Steven Guilbeault of Equiterre, a Montreal environmental consultancy that partnered with Pembina on its oilsands study, claims "the manufacturing sectors of Ontario and Quebec have been, and still are, suffering greatly from the rapid increase in the value of the Canadian dollar. Unfortunately, this doesn't seem to register with the federal government. A truly national economic and energy plan would benefit communities and industries across the country, not just in one region."



More typical Alberta bashing (although passive-aggressively not mentioning the province by name).



But the CME begs to differ. And it should know, it is the voice of Canada's thousands of manufacturers and exporters.



While acknowledging the effect of the rising dollar on Canadian competitiveness, the CME says the problem was not surging energy sales but rather "poor labour productivity, lack of diversity among customers, and lower rates of overall capital investment."



Contrary to Pembina's propaganda, the CME says "increased investment in the oilsands may have strengthened the Canadian dollar, it is by no means the root cause of the challenges faced by Canadian manufacturing. Rather than having a negative impact on Canadian industry, the oilsands are providing a customer base for manufacturers."



Left-wing environmentalists should just come clean: they hate the oil industry, they hate profits and love big government. So all their studies are pre-coloured by their ideological goals.

http://www.edmontonsun.com/2013/11/14/gunter-anti-oilsands-propaganda">http://www.edmontonsun.com/2013/11/14/g ... propaganda">http://www.edmontonsun.com/2013/11/14/gunter-anti-oilsands-propaganda

Romero

QuoteCanada's Great Economic Divide, In One Chart



http://i.huffpost.com/gen/1465782/thumbs/o-CANADA-TRADE-BALANCE-570.jpg?5">



The gap between energy and everything else is translating into a regional divide in Canada — between the booming, oil-reliant West and the plodding economy of the rest of the country.



"The rapid pace of oilsands development is creating economic risks and regional disparities that need to be addressed," the left-leaning Pembina Institute said in a report released this week.



The report said the "overwhelming majority" of economic benefits from the oilsands boom "are limited to Alberta. Other provinces will benefit less: even the United States would gain more employment opportunities from the oilsands than the rest of Canada if oilsands development goes ahead as projected."



Bringing more jobs to the oilsands wouldn't work as a solution; the oil, gas and mining sector employs 225,000 people, compared to 1.5 million jobs in manufacturing. Booming oil exports simply can't replace stagnating factory exports. (Incidentally, jobs in oil, gas and mining actually fell by about 0.2 per cent over the past year.)



Nowhere is this more clear than in the auto industry, once one of the major drivers of central Canada's economy. Vehicle production is down nine per cent this year — and that's despite a global boom in auto sales.



The Pembina Institute has little doubt Dutch Disease is Canada's diagnosis.



"Recent analysis suggests that surging commodity prices explain as much as 40 to 75 per cent of the dollar's rise," the Pembina Institute said, referring to the loonie's reputation as a "petro-currency."



http://www.huffingtonpost.ca/2013/11/16/canada-exports-manufacturing_n_4283794.html">//http://www.huffingtonpost.ca/2013/11/16/canada-exports-manufacturing_n_4283794.html

You know what they say - "you need to diversify"!

Anonymous

^^Does anyone seriously believe this nonsense from Pembina? My suppliers in Ontario don't.



Without natural resources, Canada would be just as hopeless as Europe. We have irresponsible entitlements and in English speaking countries case expensive political pandering.



The Pembina Institute is a foreign funded anti-Canadian industry propaganda machine. They work against the interests of working Canadians. I think the CME knows their members a little better than Pembina does.



Don't take my word for it though. I will give you the names of my suppliers in Ontario and you ask them if their workers are better off with Western Canada's resource industries or without it. Pembina doesn't care about the truth, but Ontario's heavy manufacture workers do.

- [TASK STATEMENT]:
Extract from the oilsands discussion above the portion that begins at the words "While acknowledging the" and stops after "their ideological goals.", reproducing it without alteration.

- [RECORD EXCERPTS]:
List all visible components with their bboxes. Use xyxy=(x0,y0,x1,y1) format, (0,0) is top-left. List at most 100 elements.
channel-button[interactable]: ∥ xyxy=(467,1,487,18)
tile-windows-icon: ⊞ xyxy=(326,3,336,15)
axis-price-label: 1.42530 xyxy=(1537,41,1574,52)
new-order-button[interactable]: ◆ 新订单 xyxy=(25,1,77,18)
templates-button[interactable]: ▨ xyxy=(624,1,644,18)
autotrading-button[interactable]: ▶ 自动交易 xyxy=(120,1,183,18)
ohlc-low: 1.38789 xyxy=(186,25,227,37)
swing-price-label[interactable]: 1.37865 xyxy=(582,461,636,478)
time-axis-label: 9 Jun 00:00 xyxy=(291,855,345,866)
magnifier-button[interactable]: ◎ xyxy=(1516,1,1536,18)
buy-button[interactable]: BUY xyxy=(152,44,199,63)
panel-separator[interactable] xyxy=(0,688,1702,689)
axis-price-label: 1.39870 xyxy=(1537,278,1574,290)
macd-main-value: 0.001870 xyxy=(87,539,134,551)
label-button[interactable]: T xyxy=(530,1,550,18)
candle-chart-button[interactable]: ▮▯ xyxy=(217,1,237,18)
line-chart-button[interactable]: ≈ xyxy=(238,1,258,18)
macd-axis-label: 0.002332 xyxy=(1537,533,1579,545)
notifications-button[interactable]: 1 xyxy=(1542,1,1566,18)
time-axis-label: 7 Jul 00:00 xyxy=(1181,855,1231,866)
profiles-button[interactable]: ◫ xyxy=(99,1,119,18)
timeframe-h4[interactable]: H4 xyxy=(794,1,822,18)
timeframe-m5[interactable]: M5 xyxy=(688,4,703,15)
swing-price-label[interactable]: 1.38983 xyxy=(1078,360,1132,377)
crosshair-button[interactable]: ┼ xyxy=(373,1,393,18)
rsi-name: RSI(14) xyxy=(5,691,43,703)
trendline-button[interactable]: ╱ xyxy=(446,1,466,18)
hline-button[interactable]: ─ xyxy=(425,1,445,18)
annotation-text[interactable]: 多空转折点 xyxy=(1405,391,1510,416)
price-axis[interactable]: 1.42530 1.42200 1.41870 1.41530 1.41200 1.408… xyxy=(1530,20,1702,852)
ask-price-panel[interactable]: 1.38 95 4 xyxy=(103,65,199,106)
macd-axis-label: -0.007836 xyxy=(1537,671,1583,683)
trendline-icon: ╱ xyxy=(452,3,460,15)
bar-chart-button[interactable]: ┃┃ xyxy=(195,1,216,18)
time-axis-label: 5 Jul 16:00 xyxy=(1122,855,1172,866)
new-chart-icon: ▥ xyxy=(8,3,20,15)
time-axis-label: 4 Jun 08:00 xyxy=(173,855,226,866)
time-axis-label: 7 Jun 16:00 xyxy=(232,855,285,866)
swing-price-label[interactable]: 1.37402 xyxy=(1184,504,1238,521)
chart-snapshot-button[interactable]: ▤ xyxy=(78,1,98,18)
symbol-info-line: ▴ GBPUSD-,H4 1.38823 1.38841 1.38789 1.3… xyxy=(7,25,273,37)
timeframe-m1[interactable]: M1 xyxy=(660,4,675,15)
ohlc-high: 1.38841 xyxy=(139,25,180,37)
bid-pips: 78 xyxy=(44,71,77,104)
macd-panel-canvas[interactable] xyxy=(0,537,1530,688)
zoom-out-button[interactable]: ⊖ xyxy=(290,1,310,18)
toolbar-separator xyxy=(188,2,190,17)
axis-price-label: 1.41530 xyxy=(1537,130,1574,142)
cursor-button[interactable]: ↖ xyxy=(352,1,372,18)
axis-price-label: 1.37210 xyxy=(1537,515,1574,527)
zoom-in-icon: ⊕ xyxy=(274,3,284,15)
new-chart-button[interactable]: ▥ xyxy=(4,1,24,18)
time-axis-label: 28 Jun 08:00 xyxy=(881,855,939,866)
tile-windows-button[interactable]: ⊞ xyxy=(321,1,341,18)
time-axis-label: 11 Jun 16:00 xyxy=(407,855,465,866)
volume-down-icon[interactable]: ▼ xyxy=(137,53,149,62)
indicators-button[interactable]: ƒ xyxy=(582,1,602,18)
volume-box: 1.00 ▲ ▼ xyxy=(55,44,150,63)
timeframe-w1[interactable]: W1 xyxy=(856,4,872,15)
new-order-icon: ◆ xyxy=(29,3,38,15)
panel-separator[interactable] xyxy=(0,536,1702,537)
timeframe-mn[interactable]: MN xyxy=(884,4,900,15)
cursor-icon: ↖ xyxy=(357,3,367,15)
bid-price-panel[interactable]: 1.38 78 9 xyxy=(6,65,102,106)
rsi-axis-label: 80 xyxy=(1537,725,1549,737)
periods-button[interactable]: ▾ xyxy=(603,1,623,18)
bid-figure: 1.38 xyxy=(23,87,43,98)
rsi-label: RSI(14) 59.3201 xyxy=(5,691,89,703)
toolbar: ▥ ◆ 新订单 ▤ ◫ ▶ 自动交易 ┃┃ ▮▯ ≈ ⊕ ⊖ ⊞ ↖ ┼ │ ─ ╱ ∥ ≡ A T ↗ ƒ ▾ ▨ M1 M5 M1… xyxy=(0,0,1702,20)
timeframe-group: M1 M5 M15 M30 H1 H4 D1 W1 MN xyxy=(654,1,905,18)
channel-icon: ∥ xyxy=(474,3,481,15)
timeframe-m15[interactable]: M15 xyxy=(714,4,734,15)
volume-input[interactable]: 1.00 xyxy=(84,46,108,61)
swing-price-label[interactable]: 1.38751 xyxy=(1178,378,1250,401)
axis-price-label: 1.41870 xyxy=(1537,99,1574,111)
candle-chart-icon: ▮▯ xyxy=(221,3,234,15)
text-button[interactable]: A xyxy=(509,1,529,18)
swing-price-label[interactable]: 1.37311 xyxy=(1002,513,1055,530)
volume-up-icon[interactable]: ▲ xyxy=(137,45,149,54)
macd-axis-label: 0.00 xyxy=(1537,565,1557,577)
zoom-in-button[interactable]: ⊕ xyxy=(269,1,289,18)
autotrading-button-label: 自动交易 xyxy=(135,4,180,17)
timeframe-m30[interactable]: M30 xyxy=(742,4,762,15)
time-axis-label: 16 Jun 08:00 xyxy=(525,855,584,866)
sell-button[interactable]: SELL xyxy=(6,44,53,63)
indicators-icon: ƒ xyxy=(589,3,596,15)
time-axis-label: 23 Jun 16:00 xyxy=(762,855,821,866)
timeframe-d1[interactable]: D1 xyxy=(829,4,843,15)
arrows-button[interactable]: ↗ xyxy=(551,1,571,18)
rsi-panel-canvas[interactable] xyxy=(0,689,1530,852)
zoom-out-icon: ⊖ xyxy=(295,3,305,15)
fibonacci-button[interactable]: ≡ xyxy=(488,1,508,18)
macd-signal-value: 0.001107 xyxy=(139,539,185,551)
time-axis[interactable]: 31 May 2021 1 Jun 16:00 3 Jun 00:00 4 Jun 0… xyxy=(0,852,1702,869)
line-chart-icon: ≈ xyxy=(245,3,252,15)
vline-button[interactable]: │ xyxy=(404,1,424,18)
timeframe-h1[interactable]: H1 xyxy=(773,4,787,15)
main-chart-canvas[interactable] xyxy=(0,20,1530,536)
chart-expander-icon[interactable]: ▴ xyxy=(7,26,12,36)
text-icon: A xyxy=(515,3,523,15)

- [REPLY TO THE EXERCISE]:
While acknowledging the effect of the rising dollar on Canadian competitiveness, the CME says the problem was not surging energy sales but rather "poor labour productivity, lack of diversity among customers, and lower rates of overall capital investment."



Contrary to Pembina's propaganda, the CME says "increased investment in the oilsands may have strengthened the Canadian dollar, it is by no means the root cause of the challenges faced by Canadian manufacturing. Rather than having a negative impact on Canadian industry, the oilsands are providing a customer base for manufacturers."



Left-wing environmentalists should just come clean: they hate the oil industry, they hate profits and love big government. So all their studies are pre-coloured by their ideological goals.